» **Stated exercise**: The answer should be a single number: how many lines of the entries below hold the word "value".

» **Information supplied**:
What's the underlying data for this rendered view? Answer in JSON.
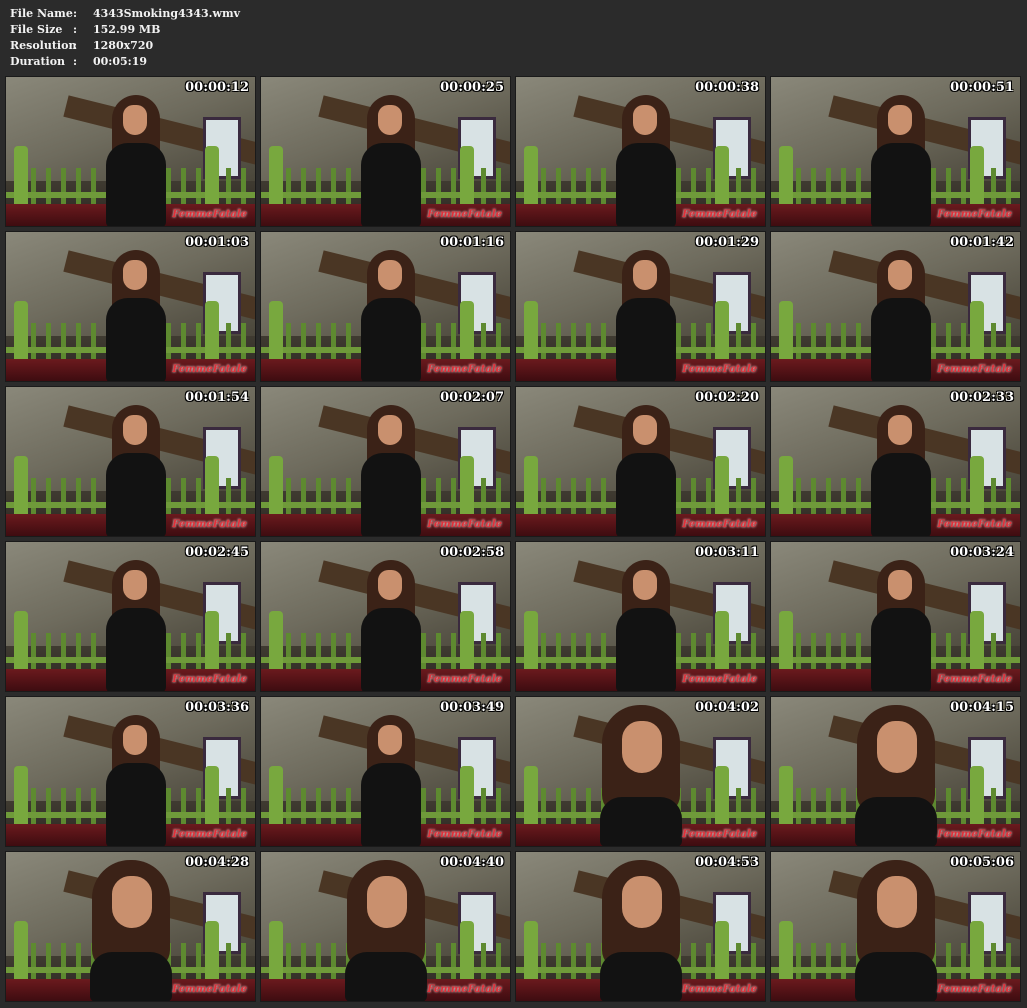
{
  "file_info": {
    "rows": [
      {
        "key": "File Name",
        "sep": ":",
        "value": "4343Smoking4343.wmv"
      },
      {
        "key": "File Size",
        "sep": ":",
        "value": "152.99 MB"
      },
      {
        "key": "Resolution",
        "sep": ":",
        "value": "1280x720"
      },
      {
        "key": "Duration",
        "sep": ":",
        "value": "00:05:19"
      }
    ]
  },
  "thumbnails": [
    {
      "timestamp": "00:00:12",
      "logo": "FemmeFatale",
      "style": "wide"
    },
    {
      "timestamp": "00:00:25",
      "logo": "FemmeFatale",
      "style": "wide"
    },
    {
      "timestamp": "00:00:38",
      "logo": "FemmeFatale",
      "style": "wide"
    },
    {
      "timestamp": "00:00:51",
      "logo": "FemmeFatale",
      "style": "wide"
    },
    {
      "timestamp": "00:01:03",
      "logo": "FemmeFatale",
      "style": "wide"
    },
    {
      "timestamp": "00:01:16",
      "logo": "FemmeFatale",
      "style": "wide"
    },
    {
      "timestamp": "00:01:29",
      "logo": "FemmeFatale",
      "style": "wide"
    },
    {
      "timestamp": "00:01:42",
      "logo": "FemmeFatale",
      "style": "wide"
    },
    {
      "timestamp": "00:01:54",
      "logo": "FemmeFatale",
      "style": "wide"
    },
    {
      "timestamp": "00:02:07",
      "logo": "FemmeFatale",
      "style": "wide"
    },
    {
      "timestamp": "00:02:20",
      "logo": "FemmeFatale",
      "style": "wide"
    },
    {
      "timestamp": "00:02:33",
      "logo": "FemmeFatale",
      "style": "wide"
    },
    {
      "timestamp": "00:02:45",
      "logo": "FemmeFatale",
      "style": "wide"
    },
    {
      "timestamp": "00:02:58",
      "logo": "FemmeFatale",
      "style": "wide"
    },
    {
      "timestamp": "00:03:11",
      "logo": "FemmeFatale",
      "style": "wide"
    },
    {
      "timestamp": "00:03:24",
      "logo": "FemmeFatale",
      "style": "wide"
    },
    {
      "timestamp": "00:03:36",
      "logo": "FemmeFatale",
      "style": "wide"
    },
    {
      "timestamp": "00:03:49",
      "logo": "FemmeFatale",
      "style": "wide"
    },
    {
      "timestamp": "00:04:02",
      "logo": "FemmeFatale",
      "style": "closeup"
    },
    {
      "timestamp": "00:04:15",
      "logo": "FemmeFatale",
      "style": "closeup"
    },
    {
      "timestamp": "00:04:28",
      "logo": "FemmeFatale",
      "style": "closeup"
    },
    {
      "timestamp": "00:04:40",
      "logo": "FemmeFatale",
      "style": "closeup"
    },
    {
      "timestamp": "00:04:53",
      "logo": "FemmeFatale",
      "style": "closeup"
    },
    {
      "timestamp": "00:05:06",
      "logo": "FemmeFatale",
      "style": "closeup"
    }
  ]
}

» **Full solution**: 4